* _Instruções do exercício_
De acordo com o trecho sobre o comunismo no Brasil, em quantas partes se divide o livro de Gustavo Marques?

* _Trecho de origem_
■ ■ ■ ■ ■

O passado de uma ilusão que ainda não passou: 
o comunismo no Brasil


A primeira parte, de um total de sete, com incontáveis capítulos e seções, deste livro de Gustavo Marques começa, em seu título, por uma alusão ao famoso livro de François Furet, Le Passé d’une Illusion: essai sur l’idée communiste au XXe siècle (Paris: Laffont/Calmann-Lévy, 1995), que foi objeto, possivelmente, da mais longa resenha de um livro que eu elaborei, dentre dezenas, centenas de outras resenhas, grandes e pequenas, ao longo de uma vida quase toda ela feita nos livros, pelos livros, para os livros e assoberbada por livros (não sei quantos tenho). Foram exatamente 22 páginas, que, obviamente, trataram não apenas dessa obra de Furet, mas praticamente da história da ideia comunista ao longo do século XX, ao estilo dos longos review-articles que eu sempre li, e admiro, na New York Review of Books, uma das poucas publicações esquerdistas americanas que mantém um alto nível intelectual.
Por sorte, eu era, à época da redação, editor adjunto da Revista Brasileira de Política Internacional, que então acolheu, em 20 páginas, essa extensa resenha em seu número de janeiro-junho de 1995; sim, no mesmo ano da publicação do livro, que eu devorei e imediatamente resenhei, na edição original em francês. O livro deve ter sido publicado no Brasil, mas ignoro seu sucesso editorial, se é que teve, entre nós, na medida em que, como revela desde a sua introdução Gustavo Marques, quase toda a literatura sobre a esquerda comunista no Brasil é de esquerda, portanto dotada de um inevitável viés ideológico. Por isso mesmo, esse extensíssimo livro de Marques vem preencher, segundo a expressão abusada, uma grande lacuna na literatura dessa área, pois raramente se vê, em nossas editoras e livrarias, um livro-verdade sobre a tragédia do comunismo no Brasil e no mundo; os de viés negativo, ou simplesmente verdadeiro, são, ainda, uma raríssima raridade, com perdão pela redundância.

■ ■ ■ ■ ■

* _Trechos dos dados_
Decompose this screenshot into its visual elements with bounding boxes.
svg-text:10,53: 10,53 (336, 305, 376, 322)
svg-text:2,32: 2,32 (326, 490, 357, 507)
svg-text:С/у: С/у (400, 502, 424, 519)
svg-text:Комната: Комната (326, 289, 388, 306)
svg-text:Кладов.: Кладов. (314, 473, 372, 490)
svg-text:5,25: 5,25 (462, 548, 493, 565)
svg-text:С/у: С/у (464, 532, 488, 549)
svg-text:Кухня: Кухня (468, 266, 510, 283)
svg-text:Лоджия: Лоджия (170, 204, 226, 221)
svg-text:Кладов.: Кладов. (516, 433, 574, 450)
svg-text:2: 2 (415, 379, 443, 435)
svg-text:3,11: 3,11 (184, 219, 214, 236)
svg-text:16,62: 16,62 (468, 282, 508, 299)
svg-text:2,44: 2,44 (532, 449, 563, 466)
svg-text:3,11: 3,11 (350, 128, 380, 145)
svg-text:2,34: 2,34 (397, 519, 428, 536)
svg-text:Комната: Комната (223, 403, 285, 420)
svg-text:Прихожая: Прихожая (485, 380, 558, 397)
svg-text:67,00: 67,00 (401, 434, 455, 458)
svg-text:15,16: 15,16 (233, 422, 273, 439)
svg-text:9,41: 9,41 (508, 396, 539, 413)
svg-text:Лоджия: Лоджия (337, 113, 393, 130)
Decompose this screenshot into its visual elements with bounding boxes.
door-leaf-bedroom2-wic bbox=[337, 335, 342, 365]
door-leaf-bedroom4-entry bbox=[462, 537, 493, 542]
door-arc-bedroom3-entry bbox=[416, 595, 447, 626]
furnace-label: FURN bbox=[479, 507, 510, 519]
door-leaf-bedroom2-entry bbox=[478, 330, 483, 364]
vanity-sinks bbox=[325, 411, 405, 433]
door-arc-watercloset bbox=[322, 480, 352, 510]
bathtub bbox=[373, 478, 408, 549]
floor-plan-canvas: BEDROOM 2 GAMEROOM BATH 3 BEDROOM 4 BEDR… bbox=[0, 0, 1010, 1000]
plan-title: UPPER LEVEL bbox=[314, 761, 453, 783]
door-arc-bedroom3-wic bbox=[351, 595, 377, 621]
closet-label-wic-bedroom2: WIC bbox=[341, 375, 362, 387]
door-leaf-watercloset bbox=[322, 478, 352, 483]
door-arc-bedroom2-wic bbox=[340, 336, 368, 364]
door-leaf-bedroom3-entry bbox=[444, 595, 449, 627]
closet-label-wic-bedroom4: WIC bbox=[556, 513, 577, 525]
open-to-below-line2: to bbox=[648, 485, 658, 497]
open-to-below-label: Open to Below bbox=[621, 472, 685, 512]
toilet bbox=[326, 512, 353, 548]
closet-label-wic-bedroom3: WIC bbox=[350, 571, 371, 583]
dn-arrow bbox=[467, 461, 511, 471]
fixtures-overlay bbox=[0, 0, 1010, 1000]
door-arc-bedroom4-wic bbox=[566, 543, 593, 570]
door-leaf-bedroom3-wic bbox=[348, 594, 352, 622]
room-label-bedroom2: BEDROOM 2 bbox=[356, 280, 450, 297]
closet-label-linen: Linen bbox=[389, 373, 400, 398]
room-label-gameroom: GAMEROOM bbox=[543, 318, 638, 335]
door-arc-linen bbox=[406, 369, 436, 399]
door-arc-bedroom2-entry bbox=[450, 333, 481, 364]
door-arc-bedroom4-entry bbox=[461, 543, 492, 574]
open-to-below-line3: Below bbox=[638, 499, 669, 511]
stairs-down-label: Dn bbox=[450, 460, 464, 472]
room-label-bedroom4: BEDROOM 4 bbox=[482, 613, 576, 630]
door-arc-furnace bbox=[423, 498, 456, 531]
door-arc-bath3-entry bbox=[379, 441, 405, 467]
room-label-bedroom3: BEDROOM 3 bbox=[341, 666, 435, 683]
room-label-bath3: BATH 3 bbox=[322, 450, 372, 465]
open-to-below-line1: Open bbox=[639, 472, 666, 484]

■ ■ ■ ■ ■

* _Resposta correta_
Em sete partes.